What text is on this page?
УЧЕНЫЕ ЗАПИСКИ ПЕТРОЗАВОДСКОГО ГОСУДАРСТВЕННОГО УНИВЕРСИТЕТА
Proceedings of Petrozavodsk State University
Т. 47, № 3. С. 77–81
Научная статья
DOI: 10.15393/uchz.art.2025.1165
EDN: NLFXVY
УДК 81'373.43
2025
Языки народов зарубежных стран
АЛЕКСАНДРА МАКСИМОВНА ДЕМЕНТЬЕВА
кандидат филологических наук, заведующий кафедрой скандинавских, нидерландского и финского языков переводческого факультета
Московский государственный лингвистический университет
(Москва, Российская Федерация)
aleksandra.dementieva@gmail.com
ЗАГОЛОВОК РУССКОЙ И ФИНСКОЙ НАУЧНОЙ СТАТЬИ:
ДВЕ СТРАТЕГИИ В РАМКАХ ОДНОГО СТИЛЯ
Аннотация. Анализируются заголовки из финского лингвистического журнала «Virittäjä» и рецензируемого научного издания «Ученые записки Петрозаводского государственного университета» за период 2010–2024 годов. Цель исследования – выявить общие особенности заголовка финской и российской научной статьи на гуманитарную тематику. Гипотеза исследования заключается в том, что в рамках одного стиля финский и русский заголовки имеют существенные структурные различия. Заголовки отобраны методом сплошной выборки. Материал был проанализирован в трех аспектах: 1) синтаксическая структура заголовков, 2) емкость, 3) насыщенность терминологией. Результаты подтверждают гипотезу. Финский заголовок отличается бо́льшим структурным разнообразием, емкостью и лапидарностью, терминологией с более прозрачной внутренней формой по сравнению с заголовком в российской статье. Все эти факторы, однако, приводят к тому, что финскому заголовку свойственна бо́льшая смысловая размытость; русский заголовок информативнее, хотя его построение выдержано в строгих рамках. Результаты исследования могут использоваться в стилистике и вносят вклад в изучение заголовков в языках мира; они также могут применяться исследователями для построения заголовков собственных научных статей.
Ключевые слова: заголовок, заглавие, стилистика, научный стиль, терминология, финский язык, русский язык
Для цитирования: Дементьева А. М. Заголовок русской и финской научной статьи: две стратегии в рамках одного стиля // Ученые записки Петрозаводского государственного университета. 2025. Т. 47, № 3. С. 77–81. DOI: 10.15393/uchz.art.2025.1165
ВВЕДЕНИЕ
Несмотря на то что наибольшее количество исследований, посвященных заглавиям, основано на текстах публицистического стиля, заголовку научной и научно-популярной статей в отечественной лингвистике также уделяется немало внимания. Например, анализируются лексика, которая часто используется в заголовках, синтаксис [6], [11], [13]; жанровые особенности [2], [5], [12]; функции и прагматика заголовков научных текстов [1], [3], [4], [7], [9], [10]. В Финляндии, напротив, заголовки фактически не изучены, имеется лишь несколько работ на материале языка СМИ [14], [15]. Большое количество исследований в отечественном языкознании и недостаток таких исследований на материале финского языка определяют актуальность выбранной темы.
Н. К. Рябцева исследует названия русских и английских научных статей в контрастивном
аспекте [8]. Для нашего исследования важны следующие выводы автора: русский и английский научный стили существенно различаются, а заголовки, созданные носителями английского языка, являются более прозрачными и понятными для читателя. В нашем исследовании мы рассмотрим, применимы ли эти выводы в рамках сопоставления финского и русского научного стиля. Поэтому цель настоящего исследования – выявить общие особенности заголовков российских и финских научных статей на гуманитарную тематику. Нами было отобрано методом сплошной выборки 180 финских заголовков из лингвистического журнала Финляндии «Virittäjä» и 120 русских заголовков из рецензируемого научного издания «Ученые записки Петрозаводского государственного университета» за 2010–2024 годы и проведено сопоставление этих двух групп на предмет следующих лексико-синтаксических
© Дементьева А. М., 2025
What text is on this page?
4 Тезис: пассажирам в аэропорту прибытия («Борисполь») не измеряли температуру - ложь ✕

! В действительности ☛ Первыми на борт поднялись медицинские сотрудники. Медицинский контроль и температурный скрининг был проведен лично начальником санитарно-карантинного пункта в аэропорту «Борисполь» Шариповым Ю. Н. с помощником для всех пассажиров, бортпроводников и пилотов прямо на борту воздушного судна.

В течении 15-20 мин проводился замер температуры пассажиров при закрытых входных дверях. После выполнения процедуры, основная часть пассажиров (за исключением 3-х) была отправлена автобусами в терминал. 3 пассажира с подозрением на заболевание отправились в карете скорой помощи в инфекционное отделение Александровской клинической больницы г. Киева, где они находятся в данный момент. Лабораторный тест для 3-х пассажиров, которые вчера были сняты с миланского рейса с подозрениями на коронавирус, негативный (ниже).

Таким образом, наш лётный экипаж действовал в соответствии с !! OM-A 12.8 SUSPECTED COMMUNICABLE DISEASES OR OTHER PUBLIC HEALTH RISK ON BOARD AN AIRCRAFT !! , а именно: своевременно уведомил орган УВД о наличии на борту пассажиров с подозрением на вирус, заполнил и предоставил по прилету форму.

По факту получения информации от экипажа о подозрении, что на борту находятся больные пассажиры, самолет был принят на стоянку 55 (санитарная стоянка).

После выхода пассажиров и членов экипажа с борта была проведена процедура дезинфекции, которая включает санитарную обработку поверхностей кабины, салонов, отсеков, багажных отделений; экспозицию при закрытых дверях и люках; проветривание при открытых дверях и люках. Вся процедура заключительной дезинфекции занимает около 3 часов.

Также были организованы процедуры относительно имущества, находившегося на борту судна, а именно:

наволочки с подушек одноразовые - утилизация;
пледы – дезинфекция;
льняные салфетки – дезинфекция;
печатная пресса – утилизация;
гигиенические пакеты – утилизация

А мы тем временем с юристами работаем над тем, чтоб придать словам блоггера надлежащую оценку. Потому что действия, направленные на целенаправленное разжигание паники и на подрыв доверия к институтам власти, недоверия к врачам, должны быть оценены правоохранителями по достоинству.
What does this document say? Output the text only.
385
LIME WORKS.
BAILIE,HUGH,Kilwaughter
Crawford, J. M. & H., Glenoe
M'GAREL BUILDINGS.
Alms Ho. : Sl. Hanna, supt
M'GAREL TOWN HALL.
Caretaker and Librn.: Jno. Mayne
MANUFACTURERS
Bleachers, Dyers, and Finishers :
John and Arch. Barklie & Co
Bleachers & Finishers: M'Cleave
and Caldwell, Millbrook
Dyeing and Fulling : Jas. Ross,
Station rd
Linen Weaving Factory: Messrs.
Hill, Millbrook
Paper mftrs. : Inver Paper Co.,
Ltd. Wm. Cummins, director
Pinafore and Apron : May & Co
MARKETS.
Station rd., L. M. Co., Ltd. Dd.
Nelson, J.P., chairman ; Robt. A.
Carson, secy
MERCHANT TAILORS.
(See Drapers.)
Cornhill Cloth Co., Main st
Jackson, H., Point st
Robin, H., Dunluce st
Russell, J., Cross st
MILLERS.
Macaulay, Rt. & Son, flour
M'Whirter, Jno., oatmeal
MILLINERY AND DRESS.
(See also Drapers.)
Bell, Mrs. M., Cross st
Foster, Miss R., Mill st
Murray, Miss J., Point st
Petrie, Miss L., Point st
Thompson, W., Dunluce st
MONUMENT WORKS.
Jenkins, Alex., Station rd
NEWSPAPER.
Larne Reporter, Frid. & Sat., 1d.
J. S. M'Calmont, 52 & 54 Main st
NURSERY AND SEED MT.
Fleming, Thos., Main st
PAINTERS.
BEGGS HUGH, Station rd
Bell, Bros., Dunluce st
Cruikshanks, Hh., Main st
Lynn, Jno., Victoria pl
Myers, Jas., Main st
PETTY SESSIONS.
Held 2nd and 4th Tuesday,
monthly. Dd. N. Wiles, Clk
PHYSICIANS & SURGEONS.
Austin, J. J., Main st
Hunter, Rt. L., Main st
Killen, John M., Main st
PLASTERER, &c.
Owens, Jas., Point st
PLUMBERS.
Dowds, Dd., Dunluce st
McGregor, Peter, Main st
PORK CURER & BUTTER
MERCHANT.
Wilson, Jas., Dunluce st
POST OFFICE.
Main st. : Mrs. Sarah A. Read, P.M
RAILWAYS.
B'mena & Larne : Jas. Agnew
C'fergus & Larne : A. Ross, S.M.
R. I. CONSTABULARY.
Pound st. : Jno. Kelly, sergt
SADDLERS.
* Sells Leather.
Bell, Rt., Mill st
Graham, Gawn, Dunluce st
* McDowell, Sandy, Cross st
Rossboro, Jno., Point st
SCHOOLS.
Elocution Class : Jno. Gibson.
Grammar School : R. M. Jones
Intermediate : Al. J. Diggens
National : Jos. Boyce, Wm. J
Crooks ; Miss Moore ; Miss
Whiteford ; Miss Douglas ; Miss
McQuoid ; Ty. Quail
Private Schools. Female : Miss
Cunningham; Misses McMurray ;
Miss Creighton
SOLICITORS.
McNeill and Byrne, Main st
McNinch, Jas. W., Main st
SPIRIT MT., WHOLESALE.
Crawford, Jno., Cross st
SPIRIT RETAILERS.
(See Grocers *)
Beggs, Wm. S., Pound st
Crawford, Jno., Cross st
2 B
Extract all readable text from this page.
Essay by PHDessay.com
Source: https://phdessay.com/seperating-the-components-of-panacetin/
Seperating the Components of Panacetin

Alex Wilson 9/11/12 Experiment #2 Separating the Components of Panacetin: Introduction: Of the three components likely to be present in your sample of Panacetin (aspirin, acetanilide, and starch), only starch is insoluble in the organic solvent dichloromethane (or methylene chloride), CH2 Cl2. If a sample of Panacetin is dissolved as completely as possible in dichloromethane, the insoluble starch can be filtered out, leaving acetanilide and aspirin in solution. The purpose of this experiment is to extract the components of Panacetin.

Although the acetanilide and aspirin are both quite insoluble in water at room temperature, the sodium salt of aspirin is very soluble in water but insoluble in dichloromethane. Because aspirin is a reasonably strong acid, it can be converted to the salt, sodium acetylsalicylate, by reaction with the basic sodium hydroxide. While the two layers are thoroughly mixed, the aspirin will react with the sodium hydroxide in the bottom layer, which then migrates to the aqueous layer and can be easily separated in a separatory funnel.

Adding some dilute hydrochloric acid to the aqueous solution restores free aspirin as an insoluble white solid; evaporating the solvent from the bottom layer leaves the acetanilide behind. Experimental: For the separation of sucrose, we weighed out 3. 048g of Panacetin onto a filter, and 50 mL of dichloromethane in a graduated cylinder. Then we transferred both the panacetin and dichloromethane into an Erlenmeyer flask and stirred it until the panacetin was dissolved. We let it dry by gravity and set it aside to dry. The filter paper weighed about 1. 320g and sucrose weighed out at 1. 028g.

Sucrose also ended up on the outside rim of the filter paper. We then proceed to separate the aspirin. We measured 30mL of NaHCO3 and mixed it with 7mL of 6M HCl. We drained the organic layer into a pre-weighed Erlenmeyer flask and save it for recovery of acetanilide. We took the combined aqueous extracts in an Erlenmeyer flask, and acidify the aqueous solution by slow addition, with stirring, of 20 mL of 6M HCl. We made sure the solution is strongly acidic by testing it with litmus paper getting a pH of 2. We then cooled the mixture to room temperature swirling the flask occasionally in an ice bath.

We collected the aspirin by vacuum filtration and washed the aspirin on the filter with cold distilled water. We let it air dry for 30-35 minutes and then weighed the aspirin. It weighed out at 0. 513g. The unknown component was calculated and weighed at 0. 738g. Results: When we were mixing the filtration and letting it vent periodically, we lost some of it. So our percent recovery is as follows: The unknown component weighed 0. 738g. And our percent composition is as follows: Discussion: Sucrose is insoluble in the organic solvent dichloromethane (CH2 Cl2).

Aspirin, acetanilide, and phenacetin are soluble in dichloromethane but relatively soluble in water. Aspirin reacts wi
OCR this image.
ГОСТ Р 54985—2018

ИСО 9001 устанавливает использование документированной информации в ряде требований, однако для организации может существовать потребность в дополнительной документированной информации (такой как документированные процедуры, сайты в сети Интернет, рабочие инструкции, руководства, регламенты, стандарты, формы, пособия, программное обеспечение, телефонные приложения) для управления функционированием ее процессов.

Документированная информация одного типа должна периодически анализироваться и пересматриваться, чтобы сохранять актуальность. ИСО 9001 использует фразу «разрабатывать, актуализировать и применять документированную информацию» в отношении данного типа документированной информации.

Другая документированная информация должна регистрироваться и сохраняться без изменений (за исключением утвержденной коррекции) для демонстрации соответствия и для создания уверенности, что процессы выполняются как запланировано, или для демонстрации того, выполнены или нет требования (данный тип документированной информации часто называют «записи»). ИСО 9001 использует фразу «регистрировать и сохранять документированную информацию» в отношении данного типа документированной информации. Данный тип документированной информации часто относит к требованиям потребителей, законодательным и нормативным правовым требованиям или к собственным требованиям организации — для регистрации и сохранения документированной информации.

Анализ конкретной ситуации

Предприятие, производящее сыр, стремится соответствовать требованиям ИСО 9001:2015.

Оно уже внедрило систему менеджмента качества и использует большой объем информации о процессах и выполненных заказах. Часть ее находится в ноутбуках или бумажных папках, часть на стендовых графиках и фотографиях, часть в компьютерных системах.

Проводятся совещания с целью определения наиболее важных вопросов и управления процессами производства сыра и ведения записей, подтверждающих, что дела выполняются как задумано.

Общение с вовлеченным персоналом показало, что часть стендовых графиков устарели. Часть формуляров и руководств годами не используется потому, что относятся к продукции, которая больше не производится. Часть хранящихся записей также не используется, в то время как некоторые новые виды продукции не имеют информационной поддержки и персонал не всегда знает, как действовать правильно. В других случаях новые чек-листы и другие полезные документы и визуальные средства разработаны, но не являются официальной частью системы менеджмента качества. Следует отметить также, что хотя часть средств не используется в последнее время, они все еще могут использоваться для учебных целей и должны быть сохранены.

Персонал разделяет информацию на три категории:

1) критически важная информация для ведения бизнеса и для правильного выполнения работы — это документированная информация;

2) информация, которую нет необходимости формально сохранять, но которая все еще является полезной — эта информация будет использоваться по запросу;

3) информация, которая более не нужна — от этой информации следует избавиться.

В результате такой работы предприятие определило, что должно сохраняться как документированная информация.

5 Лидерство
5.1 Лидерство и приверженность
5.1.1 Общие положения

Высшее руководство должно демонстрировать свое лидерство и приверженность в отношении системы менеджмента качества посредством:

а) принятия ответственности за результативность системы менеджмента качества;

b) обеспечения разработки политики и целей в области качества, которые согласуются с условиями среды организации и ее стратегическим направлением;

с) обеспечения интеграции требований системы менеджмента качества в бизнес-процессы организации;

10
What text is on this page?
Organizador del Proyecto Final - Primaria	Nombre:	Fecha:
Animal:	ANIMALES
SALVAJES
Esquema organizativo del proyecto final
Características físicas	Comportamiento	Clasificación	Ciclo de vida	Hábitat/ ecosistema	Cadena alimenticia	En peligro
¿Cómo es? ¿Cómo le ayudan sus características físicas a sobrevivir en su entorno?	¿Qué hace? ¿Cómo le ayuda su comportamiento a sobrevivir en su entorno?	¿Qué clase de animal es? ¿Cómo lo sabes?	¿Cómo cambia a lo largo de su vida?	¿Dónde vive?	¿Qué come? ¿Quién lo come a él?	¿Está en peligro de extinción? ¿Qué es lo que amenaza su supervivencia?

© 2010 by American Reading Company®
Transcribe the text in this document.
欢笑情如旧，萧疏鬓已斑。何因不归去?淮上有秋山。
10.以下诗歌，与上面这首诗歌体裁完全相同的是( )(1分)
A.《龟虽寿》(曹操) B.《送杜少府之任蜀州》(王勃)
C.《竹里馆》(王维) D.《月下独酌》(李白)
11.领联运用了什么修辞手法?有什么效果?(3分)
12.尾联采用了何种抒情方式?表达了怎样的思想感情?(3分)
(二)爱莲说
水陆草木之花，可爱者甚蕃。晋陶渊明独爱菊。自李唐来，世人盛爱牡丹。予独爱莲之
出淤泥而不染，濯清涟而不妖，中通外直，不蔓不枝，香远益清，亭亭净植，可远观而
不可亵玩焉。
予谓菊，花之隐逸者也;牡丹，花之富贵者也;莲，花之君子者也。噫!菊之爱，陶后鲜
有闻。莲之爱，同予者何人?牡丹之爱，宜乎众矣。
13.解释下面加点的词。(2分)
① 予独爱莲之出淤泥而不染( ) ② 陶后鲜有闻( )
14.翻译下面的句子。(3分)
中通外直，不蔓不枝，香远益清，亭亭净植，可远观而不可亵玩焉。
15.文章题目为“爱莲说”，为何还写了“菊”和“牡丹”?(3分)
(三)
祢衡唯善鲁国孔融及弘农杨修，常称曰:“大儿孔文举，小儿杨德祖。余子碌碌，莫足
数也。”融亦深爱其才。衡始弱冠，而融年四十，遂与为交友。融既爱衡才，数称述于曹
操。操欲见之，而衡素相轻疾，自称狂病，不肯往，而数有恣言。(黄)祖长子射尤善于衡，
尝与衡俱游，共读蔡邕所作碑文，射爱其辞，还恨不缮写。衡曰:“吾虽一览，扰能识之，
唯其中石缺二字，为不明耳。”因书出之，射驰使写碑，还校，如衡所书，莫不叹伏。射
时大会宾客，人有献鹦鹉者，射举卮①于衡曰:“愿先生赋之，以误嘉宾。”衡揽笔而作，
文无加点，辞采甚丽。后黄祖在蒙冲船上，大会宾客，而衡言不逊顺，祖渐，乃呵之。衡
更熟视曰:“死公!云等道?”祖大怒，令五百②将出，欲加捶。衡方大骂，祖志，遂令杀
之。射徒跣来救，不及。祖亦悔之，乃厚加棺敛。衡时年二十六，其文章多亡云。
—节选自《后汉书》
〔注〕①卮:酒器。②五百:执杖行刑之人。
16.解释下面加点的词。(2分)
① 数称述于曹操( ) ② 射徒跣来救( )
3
==============================
▸ Description of the task
Of the lines in this material, state how many hold the string "Bleachers". Write no other words.

▸ Response
2